▶ _Problem_: Which lines in the records below contain the word "Blloku"? Copy each of them.

(Records from a collection of figures)
☆ ☆ ☆ ☆ ☆

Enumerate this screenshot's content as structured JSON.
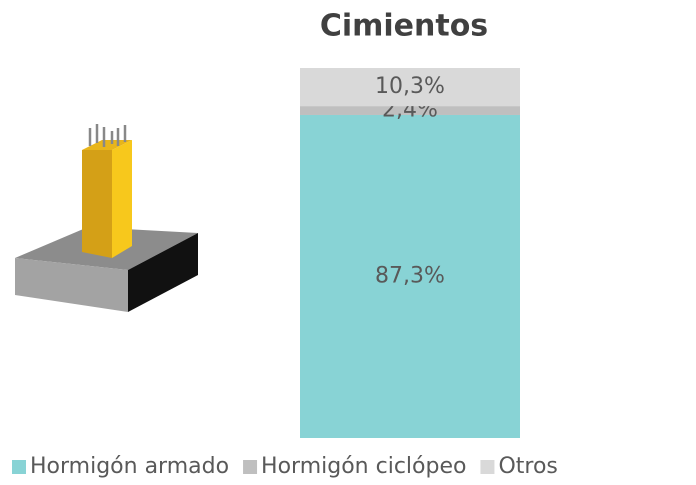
{
  "chart_data": {
    "type": "stacked_bar",
    "title": "Cimientos",
    "ylim": [
      0,
      100
    ],
    "series": [
      {
        "name": "Hormigón armado",
        "color": "#88d3d5",
        "values": [
          87.3
        ],
        "value_labels": [
          "87,3%"
        ]
      },
      {
        "name": "Hormigón ciclópeo",
        "color": "#bfbfbf",
        "values": [
          2.4
        ],
        "value_labels": [
          "2,4%"
        ]
      },
      {
        "name": "Otros",
        "color": "#d9d9d9",
        "values": [
          10.3
        ],
        "value_labels": [
          "10,3%"
        ]
      }
    ],
    "legend": "bottom"
  }
}
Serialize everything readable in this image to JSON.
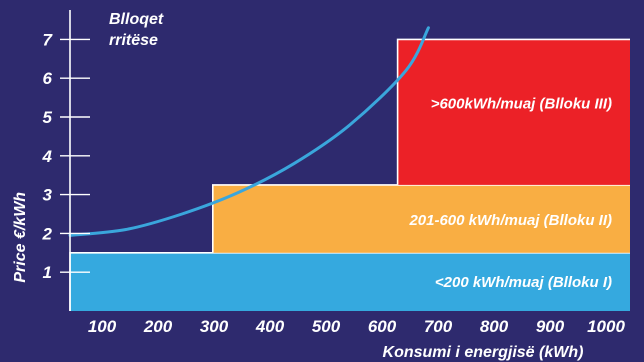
{
  "chart_data": {
    "type": "area",
    "title": "",
    "ylabel": "Price €/kWh",
    "xlabel": "Konsumi i energjisë (kWh)",
    "legend_title_lines": [
      "Blloqet",
      "rritëse"
    ],
    "xlim": [
      0,
      1000
    ],
    "ylim": [
      0,
      7.5
    ],
    "x_ticks": [
      100,
      200,
      300,
      400,
      500,
      600,
      700,
      800,
      900,
      1000
    ],
    "y_ticks": [
      1,
      2,
      3,
      4,
      5,
      6,
      7
    ],
    "blocks": [
      {
        "label": "<200 kWh/muaj (Blloku I)",
        "x_start": 0,
        "x_end": 1000,
        "y_bottom": 0,
        "y_top": 1.5,
        "color": "#35a9df"
      },
      {
        "label": "201-600 kWh/muaj (Blloku II)",
        "x_start": 255,
        "x_end": 1000,
        "y_bottom": 1.5,
        "y_top": 3.25,
        "color": "#f9ae43"
      },
      {
        "label": ">600kWh/muaj (Blloku III)",
        "x_start": 585,
        "x_end": 1000,
        "y_bottom": 3.25,
        "y_top": 7.0,
        "color": "#ec2127"
      }
    ],
    "curve": {
      "color": "#3aa6dc",
      "points": [
        [
          0,
          1.95
        ],
        [
          100,
          2.1
        ],
        [
          200,
          2.5
        ],
        [
          300,
          3.05
        ],
        [
          400,
          3.8
        ],
        [
          500,
          4.8
        ],
        [
          600,
          6.2
        ],
        [
          640,
          7.3
        ]
      ]
    },
    "colors": {
      "background": "#2e2a6e",
      "axis": "#ffffff",
      "text": "#ffffff",
      "block_edge": "#ffffff"
    }
  }
}
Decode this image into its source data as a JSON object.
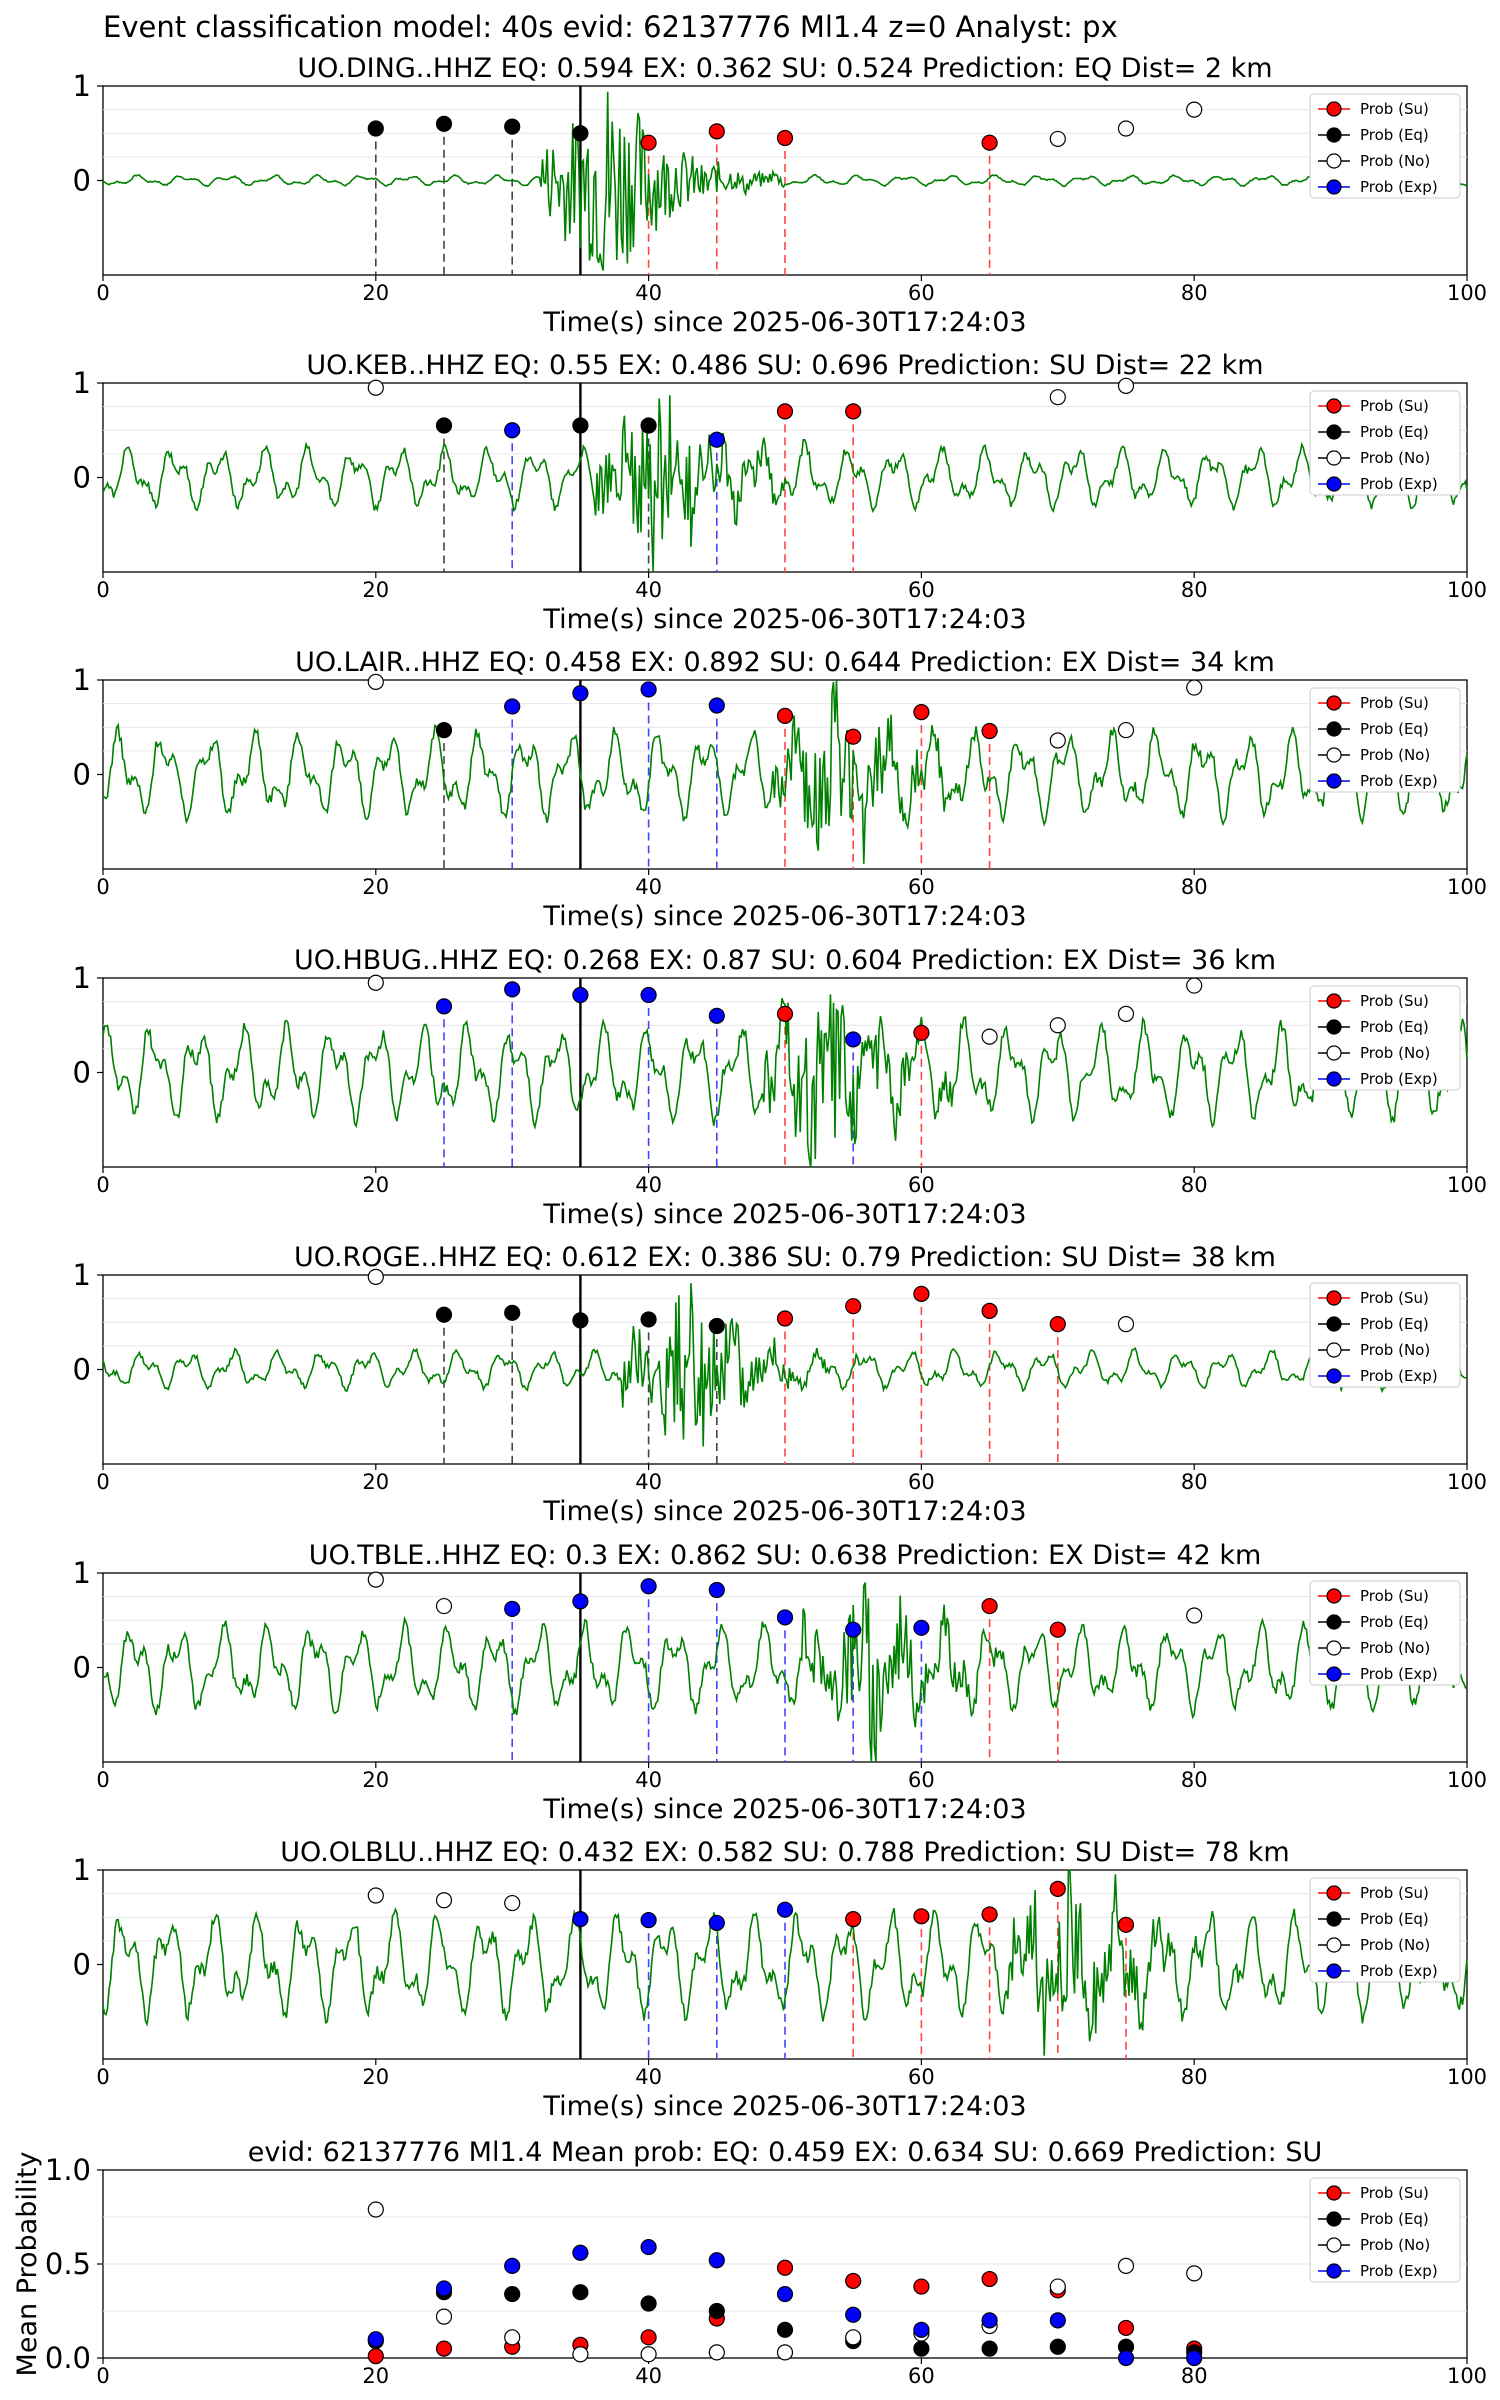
{
  "figure_title": "Event classification model: 40s evid: 62137776 Ml1.4 z=0 Analyst: px",
  "xlabel": "Time(s) since 2025-06-30T17:24:03",
  "legend": [
    "Prob (Su)",
    "Prob (Eq)",
    "Prob (No)",
    "Prob (Exp)"
  ],
  "colors": {
    "su": "#ff0000",
    "eq": "#000000",
    "no": "#ffffff",
    "exp": "#0000ff",
    "trace": "#008000"
  },
  "chart_data": [
    {
      "type": "scatter",
      "title": "UO.DING..HHZ   EQ: 0.594  EX: 0.362  SU: 0.524   Prediction: EQ    Dist= 2 km",
      "xlim": [
        0,
        100
      ],
      "ylim": [
        -1,
        1
      ],
      "yticks": [
        "1",
        "0"
      ],
      "xticks": [
        "0",
        "20",
        "40",
        "60",
        "80",
        "100"
      ],
      "waveform_amplitude": 0.06,
      "event_spike": 36,
      "origin_line": 35,
      "points": [
        {
          "x": 20,
          "y": 0.55,
          "cls": "eq"
        },
        {
          "x": 25,
          "y": 0.6,
          "cls": "eq"
        },
        {
          "x": 30,
          "y": 0.57,
          "cls": "eq"
        },
        {
          "x": 35,
          "y": 0.5,
          "cls": "eq"
        },
        {
          "x": 40,
          "y": 0.4,
          "cls": "su"
        },
        {
          "x": 45,
          "y": 0.52,
          "cls": "su"
        },
        {
          "x": 50,
          "y": 0.45,
          "cls": "su"
        },
        {
          "x": 65,
          "y": 0.4,
          "cls": "su"
        },
        {
          "x": 70,
          "y": 0.44,
          "cls": "no"
        },
        {
          "x": 75,
          "y": 0.55,
          "cls": "no"
        },
        {
          "x": 80,
          "y": 0.75,
          "cls": "no"
        }
      ]
    },
    {
      "type": "scatter",
      "title": "UO.KEB..HHZ   EQ: 0.55  EX: 0.486  SU: 0.696   Prediction: SU    Dist= 22 km",
      "xlim": [
        0,
        100
      ],
      "ylim": [
        -1,
        1
      ],
      "yticks": [
        "1",
        "0"
      ],
      "xticks": [
        "0",
        "20",
        "40",
        "60",
        "80",
        "100"
      ],
      "waveform_amplitude": 0.35,
      "event_spike": 40,
      "origin_line": 35,
      "points": [
        {
          "x": 20,
          "y": 0.95,
          "cls": "no"
        },
        {
          "x": 25,
          "y": 0.55,
          "cls": "eq"
        },
        {
          "x": 30,
          "y": 0.5,
          "cls": "exp"
        },
        {
          "x": 35,
          "y": 0.55,
          "cls": "eq"
        },
        {
          "x": 40,
          "y": 0.55,
          "cls": "eq"
        },
        {
          "x": 45,
          "y": 0.4,
          "cls": "exp"
        },
        {
          "x": 50,
          "y": 0.7,
          "cls": "su"
        },
        {
          "x": 55,
          "y": 0.7,
          "cls": "su"
        },
        {
          "x": 70,
          "y": 0.85,
          "cls": "no"
        },
        {
          "x": 75,
          "y": 0.97,
          "cls": "no"
        }
      ]
    },
    {
      "type": "scatter",
      "title": "UO.LAIR..HHZ   EQ: 0.458  EX: 0.892  SU: 0.644   Prediction: EX    Dist= 34 km",
      "xlim": [
        0,
        100
      ],
      "ylim": [
        -1,
        1
      ],
      "yticks": [
        "1",
        "0"
      ],
      "xticks": [
        "0",
        "20",
        "40",
        "60",
        "80",
        "100"
      ],
      "waveform_amplitude": 0.5,
      "event_spike": 53,
      "origin_line": 35,
      "points": [
        {
          "x": 20,
          "y": 0.98,
          "cls": "no"
        },
        {
          "x": 25,
          "y": 0.47,
          "cls": "eq"
        },
        {
          "x": 30,
          "y": 0.72,
          "cls": "exp"
        },
        {
          "x": 35,
          "y": 0.86,
          "cls": "exp"
        },
        {
          "x": 40,
          "y": 0.9,
          "cls": "exp"
        },
        {
          "x": 45,
          "y": 0.73,
          "cls": "exp"
        },
        {
          "x": 50,
          "y": 0.62,
          "cls": "su"
        },
        {
          "x": 55,
          "y": 0.4,
          "cls": "su"
        },
        {
          "x": 60,
          "y": 0.66,
          "cls": "su"
        },
        {
          "x": 65,
          "y": 0.46,
          "cls": "su"
        },
        {
          "x": 70,
          "y": 0.36,
          "cls": "no"
        },
        {
          "x": 75,
          "y": 0.47,
          "cls": "no"
        },
        {
          "x": 80,
          "y": 0.92,
          "cls": "no"
        }
      ]
    },
    {
      "type": "scatter",
      "title": "UO.HBUG..HHZ   EQ: 0.268  EX: 0.87  SU: 0.604   Prediction: EX    Dist= 36 km",
      "xlim": [
        0,
        100
      ],
      "ylim": [
        -1,
        1
      ],
      "yticks": [
        "1",
        "0"
      ],
      "xticks": [
        "0",
        "20",
        "40",
        "60",
        "80",
        "100"
      ],
      "waveform_amplitude": 0.55,
      "event_spike": 52,
      "origin_line": 35,
      "points": [
        {
          "x": 20,
          "y": 0.95,
          "cls": "no"
        },
        {
          "x": 25,
          "y": 0.7,
          "cls": "exp"
        },
        {
          "x": 30,
          "y": 0.88,
          "cls": "exp"
        },
        {
          "x": 35,
          "y": 0.82,
          "cls": "exp"
        },
        {
          "x": 40,
          "y": 0.82,
          "cls": "exp"
        },
        {
          "x": 45,
          "y": 0.6,
          "cls": "exp"
        },
        {
          "x": 50,
          "y": 0.62,
          "cls": "su"
        },
        {
          "x": 55,
          "y": 0.35,
          "cls": "exp"
        },
        {
          "x": 60,
          "y": 0.42,
          "cls": "su"
        },
        {
          "x": 65,
          "y": 0.38,
          "cls": "no"
        },
        {
          "x": 70,
          "y": 0.5,
          "cls": "no"
        },
        {
          "x": 75,
          "y": 0.62,
          "cls": "no"
        },
        {
          "x": 80,
          "y": 0.92,
          "cls": "no"
        }
      ]
    },
    {
      "type": "scatter",
      "title": "UO.ROGE..HHZ   EQ: 0.612  EX: 0.386  SU: 0.79   Prediction: SU    Dist= 38 km",
      "xlim": [
        0,
        100
      ],
      "ylim": [
        -1,
        1
      ],
      "yticks": [
        "1",
        "0"
      ],
      "xticks": [
        "0",
        "20",
        "40",
        "60",
        "80",
        "100"
      ],
      "waveform_amplitude": 0.22,
      "event_spike": 42,
      "origin_line": 35,
      "points": [
        {
          "x": 20,
          "y": 0.98,
          "cls": "no"
        },
        {
          "x": 25,
          "y": 0.58,
          "cls": "eq"
        },
        {
          "x": 30,
          "y": 0.6,
          "cls": "eq"
        },
        {
          "x": 35,
          "y": 0.52,
          "cls": "eq"
        },
        {
          "x": 40,
          "y": 0.53,
          "cls": "eq"
        },
        {
          "x": 45,
          "y": 0.46,
          "cls": "eq"
        },
        {
          "x": 50,
          "y": 0.54,
          "cls": "su"
        },
        {
          "x": 55,
          "y": 0.67,
          "cls": "su"
        },
        {
          "x": 60,
          "y": 0.8,
          "cls": "su"
        },
        {
          "x": 65,
          "y": 0.62,
          "cls": "su"
        },
        {
          "x": 70,
          "y": 0.48,
          "cls": "su"
        },
        {
          "x": 75,
          "y": 0.48,
          "cls": "no"
        }
      ]
    },
    {
      "type": "scatter",
      "title": "UO.TBLE..HHZ   EQ: 0.3  EX: 0.862  SU: 0.638   Prediction: EX    Dist= 42 km",
      "xlim": [
        0,
        100
      ],
      "ylim": [
        -1,
        1
      ],
      "yticks": [
        "1",
        "0"
      ],
      "xticks": [
        "0",
        "20",
        "40",
        "60",
        "80",
        "100"
      ],
      "waveform_amplitude": 0.5,
      "event_spike": 55,
      "origin_line": 35,
      "points": [
        {
          "x": 20,
          "y": 0.93,
          "cls": "no"
        },
        {
          "x": 25,
          "y": 0.65,
          "cls": "no"
        },
        {
          "x": 30,
          "y": 0.62,
          "cls": "exp"
        },
        {
          "x": 35,
          "y": 0.7,
          "cls": "exp"
        },
        {
          "x": 40,
          "y": 0.86,
          "cls": "exp"
        },
        {
          "x": 45,
          "y": 0.82,
          "cls": "exp"
        },
        {
          "x": 50,
          "y": 0.53,
          "cls": "exp"
        },
        {
          "x": 55,
          "y": 0.4,
          "cls": "exp"
        },
        {
          "x": 60,
          "y": 0.42,
          "cls": "exp"
        },
        {
          "x": 65,
          "y": 0.65,
          "cls": "su"
        },
        {
          "x": 70,
          "y": 0.4,
          "cls": "su"
        },
        {
          "x": 80,
          "y": 0.55,
          "cls": "no"
        }
      ]
    },
    {
      "type": "scatter",
      "title": "UO.OLBLU..HHZ   EQ: 0.432  EX: 0.582  SU: 0.788   Prediction: SU    Dist= 78 km",
      "xlim": [
        0,
        100
      ],
      "ylim": [
        -1,
        1
      ],
      "yticks": [
        "1",
        "0"
      ],
      "xticks": [
        "0",
        "20",
        "40",
        "60",
        "80",
        "100"
      ],
      "waveform_amplitude": 0.6,
      "event_spike": 70,
      "origin_line": 35,
      "points": [
        {
          "x": 20,
          "y": 0.73,
          "cls": "no"
        },
        {
          "x": 25,
          "y": 0.68,
          "cls": "no"
        },
        {
          "x": 30,
          "y": 0.65,
          "cls": "no"
        },
        {
          "x": 35,
          "y": 0.48,
          "cls": "exp"
        },
        {
          "x": 40,
          "y": 0.47,
          "cls": "exp"
        },
        {
          "x": 45,
          "y": 0.44,
          "cls": "exp"
        },
        {
          "x": 50,
          "y": 0.58,
          "cls": "exp"
        },
        {
          "x": 55,
          "y": 0.48,
          "cls": "su"
        },
        {
          "x": 60,
          "y": 0.51,
          "cls": "su"
        },
        {
          "x": 65,
          "y": 0.53,
          "cls": "su"
        },
        {
          "x": 70,
          "y": 0.8,
          "cls": "su"
        },
        {
          "x": 75,
          "y": 0.42,
          "cls": "su"
        }
      ]
    },
    {
      "type": "scatter",
      "title": "evid: 62137776  Ml1.4   Mean prob:   EQ: 0.459  EX: 0.634  SU: 0.669   Prediction: SU",
      "ylabel": "Mean Probability",
      "xlim": [
        0,
        100
      ],
      "ylim": [
        0,
        1
      ],
      "yticks": [
        "1.0",
        "0.5",
        "0.0"
      ],
      "xticks": [
        "0",
        "20",
        "40",
        "60",
        "80",
        "100"
      ],
      "series": [
        {
          "name": "Prob (Su)",
          "cls": "su",
          "x": [
            20,
            25,
            30,
            35,
            40,
            45,
            50,
            55,
            60,
            65,
            70,
            75,
            80
          ],
          "y": [
            0.01,
            0.05,
            0.06,
            0.07,
            0.11,
            0.21,
            0.48,
            0.41,
            0.38,
            0.42,
            0.36,
            0.16,
            0.05
          ]
        },
        {
          "name": "Prob (Eq)",
          "cls": "eq",
          "x": [
            20,
            25,
            30,
            35,
            40,
            45,
            50,
            55,
            60,
            65,
            70,
            75,
            80
          ],
          "y": [
            0.09,
            0.35,
            0.34,
            0.35,
            0.29,
            0.25,
            0.15,
            0.09,
            0.05,
            0.05,
            0.06,
            0.06,
            0.03
          ]
        },
        {
          "name": "Prob (No)",
          "cls": "no",
          "x": [
            20,
            25,
            30,
            35,
            40,
            45,
            50,
            55,
            60,
            65,
            70,
            75,
            80
          ],
          "y": [
            0.79,
            0.22,
            0.11,
            0.02,
            0.02,
            0.03,
            0.03,
            0.11,
            0.13,
            0.17,
            0.38,
            0.49,
            0.45
          ]
        },
        {
          "name": "Prob (Exp)",
          "cls": "exp",
          "x": [
            20,
            25,
            30,
            35,
            40,
            45,
            50,
            55,
            60,
            65,
            70,
            75,
            80
          ],
          "y": [
            0.1,
            0.37,
            0.49,
            0.56,
            0.59,
            0.52,
            0.34,
            0.23,
            0.15,
            0.2,
            0.2,
            0.0,
            0.0
          ]
        }
      ]
    }
  ]
}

☆ ☆ ☆ ☆ ☆

▶ _Finished task_:
        "label": "<200 kWh/muaj (Blloku I)",
        "label": "201-600 kWh/muaj (Blloku II)",
        "label": ">600kWh/muaj (Blloku III)",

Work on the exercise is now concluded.